Pull out every line below holding the word "this".
──────── SUPPLIED INFORMATION ────────
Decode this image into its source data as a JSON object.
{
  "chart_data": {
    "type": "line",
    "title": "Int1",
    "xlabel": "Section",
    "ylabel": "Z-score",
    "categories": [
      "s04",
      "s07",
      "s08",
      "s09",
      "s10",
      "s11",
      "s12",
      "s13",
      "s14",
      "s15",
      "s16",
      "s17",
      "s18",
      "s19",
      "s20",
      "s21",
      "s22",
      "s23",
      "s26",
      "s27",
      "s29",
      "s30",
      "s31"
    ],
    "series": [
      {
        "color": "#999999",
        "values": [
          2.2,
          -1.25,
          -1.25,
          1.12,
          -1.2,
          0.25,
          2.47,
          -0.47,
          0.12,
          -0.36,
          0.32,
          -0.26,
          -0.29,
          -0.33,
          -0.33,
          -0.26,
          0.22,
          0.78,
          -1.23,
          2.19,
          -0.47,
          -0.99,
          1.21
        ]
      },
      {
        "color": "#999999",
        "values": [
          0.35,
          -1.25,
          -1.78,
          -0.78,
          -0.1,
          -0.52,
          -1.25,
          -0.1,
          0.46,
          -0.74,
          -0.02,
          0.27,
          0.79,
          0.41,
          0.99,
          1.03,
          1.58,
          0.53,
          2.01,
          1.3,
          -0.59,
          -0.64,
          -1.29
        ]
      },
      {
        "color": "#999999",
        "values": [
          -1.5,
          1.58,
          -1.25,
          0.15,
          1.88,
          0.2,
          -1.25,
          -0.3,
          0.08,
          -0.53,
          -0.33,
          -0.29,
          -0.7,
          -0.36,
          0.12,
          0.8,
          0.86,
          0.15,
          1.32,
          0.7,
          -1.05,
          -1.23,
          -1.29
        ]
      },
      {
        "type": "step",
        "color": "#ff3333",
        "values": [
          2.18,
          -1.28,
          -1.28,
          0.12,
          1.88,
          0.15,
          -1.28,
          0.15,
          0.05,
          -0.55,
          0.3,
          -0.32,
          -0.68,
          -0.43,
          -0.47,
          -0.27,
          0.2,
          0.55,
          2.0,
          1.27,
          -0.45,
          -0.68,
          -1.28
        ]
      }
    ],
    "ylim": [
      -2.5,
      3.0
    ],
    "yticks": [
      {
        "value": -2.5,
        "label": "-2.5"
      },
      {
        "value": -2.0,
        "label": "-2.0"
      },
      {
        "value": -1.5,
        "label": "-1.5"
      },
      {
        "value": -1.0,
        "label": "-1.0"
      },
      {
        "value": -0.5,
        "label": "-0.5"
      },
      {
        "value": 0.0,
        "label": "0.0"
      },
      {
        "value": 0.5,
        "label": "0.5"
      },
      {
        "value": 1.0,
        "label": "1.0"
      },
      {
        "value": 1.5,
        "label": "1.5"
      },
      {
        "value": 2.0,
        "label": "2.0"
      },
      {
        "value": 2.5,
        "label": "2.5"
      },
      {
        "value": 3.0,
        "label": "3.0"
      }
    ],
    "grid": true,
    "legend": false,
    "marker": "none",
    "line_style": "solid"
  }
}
────────
──────── SUPPLIED INFORMATION ────────
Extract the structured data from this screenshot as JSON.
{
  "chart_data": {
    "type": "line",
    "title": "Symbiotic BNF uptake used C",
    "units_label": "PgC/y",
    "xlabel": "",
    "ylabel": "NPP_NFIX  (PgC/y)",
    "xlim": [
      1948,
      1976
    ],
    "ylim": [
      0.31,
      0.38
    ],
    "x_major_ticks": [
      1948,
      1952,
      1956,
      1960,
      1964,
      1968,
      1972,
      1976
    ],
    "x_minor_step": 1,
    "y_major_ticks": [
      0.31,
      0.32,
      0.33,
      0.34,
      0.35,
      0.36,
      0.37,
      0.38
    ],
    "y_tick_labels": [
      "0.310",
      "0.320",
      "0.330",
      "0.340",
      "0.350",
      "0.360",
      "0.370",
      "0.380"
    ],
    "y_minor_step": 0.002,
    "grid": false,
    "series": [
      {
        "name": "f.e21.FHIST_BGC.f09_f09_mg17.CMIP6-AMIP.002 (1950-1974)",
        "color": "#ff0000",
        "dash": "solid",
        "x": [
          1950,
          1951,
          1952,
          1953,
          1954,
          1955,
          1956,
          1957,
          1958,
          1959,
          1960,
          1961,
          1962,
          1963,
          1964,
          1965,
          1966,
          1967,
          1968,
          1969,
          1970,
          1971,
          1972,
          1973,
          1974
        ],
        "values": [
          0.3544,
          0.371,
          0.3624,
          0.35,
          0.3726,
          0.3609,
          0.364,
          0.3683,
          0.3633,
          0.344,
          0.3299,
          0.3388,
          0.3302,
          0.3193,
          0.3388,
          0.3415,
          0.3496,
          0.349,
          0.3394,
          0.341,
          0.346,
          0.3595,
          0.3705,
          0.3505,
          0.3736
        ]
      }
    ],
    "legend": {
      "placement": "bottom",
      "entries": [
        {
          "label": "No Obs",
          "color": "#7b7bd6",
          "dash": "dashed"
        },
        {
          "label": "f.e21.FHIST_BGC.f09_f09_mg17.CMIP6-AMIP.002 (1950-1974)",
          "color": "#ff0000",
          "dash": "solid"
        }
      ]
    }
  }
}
────────
> **REPLY TO THE TASK**:
Decode this image into its source data as a JSON object.
Extract the structured data from this screenshot as JSON.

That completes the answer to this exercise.